____ DATA FOR REVIEW

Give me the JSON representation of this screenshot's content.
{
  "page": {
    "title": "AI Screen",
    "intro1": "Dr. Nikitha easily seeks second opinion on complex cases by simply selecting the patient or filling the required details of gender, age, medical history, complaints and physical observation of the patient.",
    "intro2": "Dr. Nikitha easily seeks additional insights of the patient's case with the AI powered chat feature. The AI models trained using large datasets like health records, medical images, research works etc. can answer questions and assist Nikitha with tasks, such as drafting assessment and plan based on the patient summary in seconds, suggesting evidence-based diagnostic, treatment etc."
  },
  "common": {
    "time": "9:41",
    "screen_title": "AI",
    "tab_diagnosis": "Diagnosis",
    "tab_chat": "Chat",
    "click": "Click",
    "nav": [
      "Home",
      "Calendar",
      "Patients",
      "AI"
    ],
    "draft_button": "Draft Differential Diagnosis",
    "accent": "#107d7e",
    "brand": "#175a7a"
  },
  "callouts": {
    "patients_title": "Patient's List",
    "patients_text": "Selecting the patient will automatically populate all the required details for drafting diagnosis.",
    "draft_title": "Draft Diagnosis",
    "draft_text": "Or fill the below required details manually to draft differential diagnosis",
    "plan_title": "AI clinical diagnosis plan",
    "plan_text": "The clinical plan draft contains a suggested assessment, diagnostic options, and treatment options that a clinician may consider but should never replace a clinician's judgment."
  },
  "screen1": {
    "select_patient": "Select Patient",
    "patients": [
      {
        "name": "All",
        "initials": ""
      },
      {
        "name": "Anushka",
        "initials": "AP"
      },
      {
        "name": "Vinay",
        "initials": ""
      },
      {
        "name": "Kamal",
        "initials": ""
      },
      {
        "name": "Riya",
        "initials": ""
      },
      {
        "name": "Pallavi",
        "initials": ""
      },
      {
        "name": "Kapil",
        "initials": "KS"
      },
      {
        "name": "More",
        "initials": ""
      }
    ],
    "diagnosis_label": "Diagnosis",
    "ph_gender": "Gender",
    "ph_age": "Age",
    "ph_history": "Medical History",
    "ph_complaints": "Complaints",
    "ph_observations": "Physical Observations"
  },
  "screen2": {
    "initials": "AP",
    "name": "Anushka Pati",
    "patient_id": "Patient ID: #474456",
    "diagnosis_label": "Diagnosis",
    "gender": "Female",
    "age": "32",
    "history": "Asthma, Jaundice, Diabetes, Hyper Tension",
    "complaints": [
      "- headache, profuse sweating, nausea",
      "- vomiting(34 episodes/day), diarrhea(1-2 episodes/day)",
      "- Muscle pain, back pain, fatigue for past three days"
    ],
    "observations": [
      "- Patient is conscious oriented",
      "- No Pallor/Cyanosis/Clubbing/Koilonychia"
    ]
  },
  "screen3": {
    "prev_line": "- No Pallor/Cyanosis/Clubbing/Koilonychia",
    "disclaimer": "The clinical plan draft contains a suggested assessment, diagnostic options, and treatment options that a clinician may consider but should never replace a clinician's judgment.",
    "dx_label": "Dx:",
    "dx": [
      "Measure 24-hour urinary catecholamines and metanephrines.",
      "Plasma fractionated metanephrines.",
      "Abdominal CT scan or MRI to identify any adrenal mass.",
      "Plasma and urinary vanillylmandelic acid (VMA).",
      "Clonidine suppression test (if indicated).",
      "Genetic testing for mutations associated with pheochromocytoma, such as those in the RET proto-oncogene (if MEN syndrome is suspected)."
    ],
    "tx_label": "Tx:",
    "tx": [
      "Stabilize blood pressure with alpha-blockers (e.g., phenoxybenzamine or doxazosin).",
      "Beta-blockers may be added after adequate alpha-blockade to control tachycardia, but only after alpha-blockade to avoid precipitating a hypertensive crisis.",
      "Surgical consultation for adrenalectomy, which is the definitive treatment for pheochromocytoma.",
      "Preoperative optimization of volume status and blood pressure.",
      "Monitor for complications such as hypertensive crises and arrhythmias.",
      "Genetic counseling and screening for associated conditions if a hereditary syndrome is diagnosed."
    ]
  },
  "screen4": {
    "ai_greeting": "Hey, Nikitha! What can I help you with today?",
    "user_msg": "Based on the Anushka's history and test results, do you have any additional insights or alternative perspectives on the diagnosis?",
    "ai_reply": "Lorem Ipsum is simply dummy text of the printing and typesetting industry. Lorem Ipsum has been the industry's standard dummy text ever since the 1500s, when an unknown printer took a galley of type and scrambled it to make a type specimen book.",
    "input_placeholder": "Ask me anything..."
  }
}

________

EXERCISE: Go through the entries. Report every line that contains the word "Genetic".

RESPONSE TO THIS EXERCISE:
      "Genetic testing for mutations associated with pheochromocytoma, such as those in the RET proto-oncogene (if MEN syndrome is suspected)."
      "Genetic counseling and screening for associated conditions if a hereditary syndrome is diagnosed."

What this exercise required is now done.